▶ Goal:
Reproduce each line of the data below verbatim, from the first to the last.

[Element and region listings]
# # # # # # #

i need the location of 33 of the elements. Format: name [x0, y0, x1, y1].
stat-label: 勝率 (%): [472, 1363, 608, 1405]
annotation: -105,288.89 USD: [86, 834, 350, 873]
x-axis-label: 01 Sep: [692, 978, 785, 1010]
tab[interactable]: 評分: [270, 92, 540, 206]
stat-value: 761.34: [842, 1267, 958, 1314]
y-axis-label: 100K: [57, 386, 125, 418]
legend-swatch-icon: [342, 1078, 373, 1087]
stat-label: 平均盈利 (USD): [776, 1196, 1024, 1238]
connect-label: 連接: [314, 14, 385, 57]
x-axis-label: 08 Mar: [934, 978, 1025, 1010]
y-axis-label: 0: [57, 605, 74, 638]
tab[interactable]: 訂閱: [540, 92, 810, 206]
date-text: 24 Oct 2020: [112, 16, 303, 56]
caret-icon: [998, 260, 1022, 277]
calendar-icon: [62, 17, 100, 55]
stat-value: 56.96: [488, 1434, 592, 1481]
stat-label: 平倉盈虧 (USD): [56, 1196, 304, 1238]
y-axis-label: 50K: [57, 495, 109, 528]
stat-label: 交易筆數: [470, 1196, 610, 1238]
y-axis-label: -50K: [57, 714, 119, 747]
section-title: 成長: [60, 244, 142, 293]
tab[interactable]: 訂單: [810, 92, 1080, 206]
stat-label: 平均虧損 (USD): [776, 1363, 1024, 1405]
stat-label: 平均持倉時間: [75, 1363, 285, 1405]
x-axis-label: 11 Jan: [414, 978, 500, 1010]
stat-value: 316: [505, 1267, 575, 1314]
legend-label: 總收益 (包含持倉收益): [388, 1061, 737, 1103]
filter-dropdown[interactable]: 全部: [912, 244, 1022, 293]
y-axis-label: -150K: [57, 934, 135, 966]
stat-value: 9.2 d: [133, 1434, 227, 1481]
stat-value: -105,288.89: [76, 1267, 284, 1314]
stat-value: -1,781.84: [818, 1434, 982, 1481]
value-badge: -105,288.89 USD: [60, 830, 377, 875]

# # # # # # #

▶ Task solution:
i need the location of 33 of the elements. Format: name [x0, y0, x1, y1].
stat-label: 勝率 (%): [472, 1363, 608, 1405]
annotation: -105,288.89 USD: [86, 834, 350, 873]
x-axis-label: 01 Sep: [692, 978, 785, 1010]
tab[interactable]: 評分: [270, 92, 540, 206]
stat-value: 761.34: [842, 1267, 958, 1314]
y-axis-label: 100K: [57, 386, 125, 418]
legend-swatch-icon: [342, 1078, 373, 1087]
stat-label: 平均盈利 (USD): [776, 1196, 1024, 1238]
connect-label: 連接: [314, 14, 385, 57]
x-axis-label: 08 Mar: [934, 978, 1025, 1010]
y-axis-label: 0: [57, 605, 74, 638]
tab[interactable]: 訂閱: [540, 92, 810, 206]
date-text: 24 Oct 2020: [112, 16, 303, 56]
caret-icon: [998, 260, 1022, 277]
calendar-icon: [62, 17, 100, 55]
stat-value: 56.96: [488, 1434, 592, 1481]
stat-label: 平倉盈虧 (USD): [56, 1196, 304, 1238]
y-axis-label: 50K: [57, 495, 109, 528]
stat-label: 交易筆數: [470, 1196, 610, 1238]
y-axis-label: -50K: [57, 714, 119, 747]
section-title: 成長: [60, 244, 142, 293]
tab[interactable]: 訂單: [810, 92, 1080, 206]
stat-label: 平均虧損 (USD): [776, 1363, 1024, 1405]
stat-label: 平均持倉時間: [75, 1363, 285, 1405]
x-axis-label: 11 Jan: [414, 978, 500, 1010]
stat-value: 316: [505, 1267, 575, 1314]
legend-label: 總收益 (包含持倉收益): [388, 1061, 737, 1103]
filter-dropdown[interactable]: 全部: [912, 244, 1022, 293]
y-axis-label: -150K: [57, 934, 135, 966]
stat-value: 9.2 d: [133, 1434, 227, 1481]
stat-value: -105,288.89: [76, 1267, 284, 1314]
stat-value: -1,781.84: [818, 1434, 982, 1481]
value-badge: -105,288.89 USD: [60, 830, 377, 875]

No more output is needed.